### GIVEN PASSAGE
START
In Re Continental Airlines, Inc.

988 S.W.2d 733 | Tex. | 1998

988 S.W.2d 733 (1998)

In re CONTINENTAL AIRLINES, INC. and Continental Express, Inc., Relators.
In re Legend Airlines, Inc., Relator.
In re City Of Dallas, Relator.

Nos. 98-0598, 98-0599 and 98-0818.

Supreme Court of Texas.

Argued September 9, 1998.
Decided September 24, 1998.

*734 E. Lawrence Vincent, Terrell W. Oxford, Dallas, Randall W. Wilson, Thomas W. Paterson, Houston, H. Dustin Fillmore, Fort Worth, for Relator in No. 98-0598.
END
### DATA ROWS
START
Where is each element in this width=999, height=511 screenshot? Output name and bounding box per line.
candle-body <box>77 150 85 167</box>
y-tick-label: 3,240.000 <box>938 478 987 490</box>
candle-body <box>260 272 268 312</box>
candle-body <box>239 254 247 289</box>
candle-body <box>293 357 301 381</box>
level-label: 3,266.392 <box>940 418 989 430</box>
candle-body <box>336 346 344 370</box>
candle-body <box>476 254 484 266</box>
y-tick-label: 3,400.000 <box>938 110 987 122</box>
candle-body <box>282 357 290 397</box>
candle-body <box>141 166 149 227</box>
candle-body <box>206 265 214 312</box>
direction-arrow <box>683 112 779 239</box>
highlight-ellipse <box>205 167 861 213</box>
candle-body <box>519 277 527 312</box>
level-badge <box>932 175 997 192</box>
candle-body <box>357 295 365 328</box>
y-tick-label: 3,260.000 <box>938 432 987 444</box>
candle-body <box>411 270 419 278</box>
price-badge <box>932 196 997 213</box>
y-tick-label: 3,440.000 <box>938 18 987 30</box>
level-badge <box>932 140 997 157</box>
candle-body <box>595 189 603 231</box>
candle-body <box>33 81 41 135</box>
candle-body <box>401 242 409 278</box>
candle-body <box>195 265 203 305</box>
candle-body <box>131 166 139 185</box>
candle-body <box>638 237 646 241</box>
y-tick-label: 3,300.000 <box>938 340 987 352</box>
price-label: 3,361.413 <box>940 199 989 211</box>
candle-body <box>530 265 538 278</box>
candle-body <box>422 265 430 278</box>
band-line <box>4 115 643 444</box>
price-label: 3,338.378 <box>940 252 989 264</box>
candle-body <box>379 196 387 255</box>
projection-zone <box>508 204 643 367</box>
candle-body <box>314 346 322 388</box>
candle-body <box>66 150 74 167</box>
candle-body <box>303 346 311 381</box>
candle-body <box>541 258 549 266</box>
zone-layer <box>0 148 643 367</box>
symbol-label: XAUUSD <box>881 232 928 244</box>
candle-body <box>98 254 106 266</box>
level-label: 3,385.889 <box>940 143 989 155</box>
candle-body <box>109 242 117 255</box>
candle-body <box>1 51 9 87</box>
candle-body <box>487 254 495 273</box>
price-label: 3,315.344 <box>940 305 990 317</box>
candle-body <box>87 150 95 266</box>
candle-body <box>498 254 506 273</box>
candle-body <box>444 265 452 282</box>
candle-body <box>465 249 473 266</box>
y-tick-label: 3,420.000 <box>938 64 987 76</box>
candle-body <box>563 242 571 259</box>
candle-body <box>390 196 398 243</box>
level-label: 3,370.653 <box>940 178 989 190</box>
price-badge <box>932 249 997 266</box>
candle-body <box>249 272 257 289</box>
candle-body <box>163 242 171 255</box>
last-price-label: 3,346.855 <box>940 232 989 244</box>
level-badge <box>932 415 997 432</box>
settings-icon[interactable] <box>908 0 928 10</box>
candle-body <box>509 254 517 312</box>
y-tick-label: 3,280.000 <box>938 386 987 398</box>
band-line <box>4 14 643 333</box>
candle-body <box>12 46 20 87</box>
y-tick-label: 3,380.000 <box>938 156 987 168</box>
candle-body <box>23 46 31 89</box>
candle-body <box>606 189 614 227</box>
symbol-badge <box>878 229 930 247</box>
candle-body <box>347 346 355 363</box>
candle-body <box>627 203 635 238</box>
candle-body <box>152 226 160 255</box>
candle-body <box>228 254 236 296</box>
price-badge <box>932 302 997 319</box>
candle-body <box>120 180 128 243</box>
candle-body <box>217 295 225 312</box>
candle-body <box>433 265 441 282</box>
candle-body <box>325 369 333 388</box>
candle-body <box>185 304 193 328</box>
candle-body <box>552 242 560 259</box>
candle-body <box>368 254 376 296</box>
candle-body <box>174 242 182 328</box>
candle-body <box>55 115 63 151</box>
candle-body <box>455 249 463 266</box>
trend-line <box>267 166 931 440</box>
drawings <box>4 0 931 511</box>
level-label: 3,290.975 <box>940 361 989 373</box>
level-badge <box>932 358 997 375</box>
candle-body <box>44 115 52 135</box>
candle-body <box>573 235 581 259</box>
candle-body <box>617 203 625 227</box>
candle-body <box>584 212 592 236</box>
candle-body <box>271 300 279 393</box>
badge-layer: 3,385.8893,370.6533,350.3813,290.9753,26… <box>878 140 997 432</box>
END
### STATED PROBLEM
Write the next part of the In re Continental Airlines case text, picking up right after its last line.

### SOLVED PROBLEM
Bill F. Bogle, Russell R. Barton, Fort Worth, Michael V. Powell, Elizabeth Lang-Miers, Morris Harrell, Cynthia Keely Timms, Francis R. Majorie, Marilyn K. Lahr, James E. Coleman, Elizabeth D. Whitaker, James A. Cox, Sam A. Lindsay, Dallas, Linda Lawson Gaither, Amy K. Hunt, Lyndon F. Bittle, Dallas, Dee J. Kelly, Marshall M. Searcy, Brian Scott Stagner, E. Glen Johnson, David E. Keltner, R.H. Wallace, Jr., John Y. Bonds, III, Anne Gardner, Fort Worth, Jonathan G. Kerr, Fort Worth, Paul C. Watler, Joseph C. Edwards, Dallas, Mark S. Dugan, Fort Worth, for Respondents in No. 98-0598.

Paul C. Watler, Joseph C. Edwards, Robert B. Gilbreath, Craig Naveen Kakarla, Francis R. Majorie, Marilyn K. Lahr, Dallas, for Relator in No. 98-0599.

Bill F. Bogle, Russell R. Barton, Fort Worth, Morris Harrell, Michael V. Powell, Cynthia Keely Timms, Elizabeth Lang-Miers, Dallas, Dee J. Kelly, Marshall M. Searcy, Jr., Brian Scott Stagner, David E. Keltner, Fort Worth, for Respondents in No. 98-0599.

Sam A. Lindsay, Linda Lawson Gaither, James E. Coleman, Elizabeth D. Whitaker, Lyndon F. Bittle, Amy K. Hunt, Dallas, for Relator in No. 98-0818.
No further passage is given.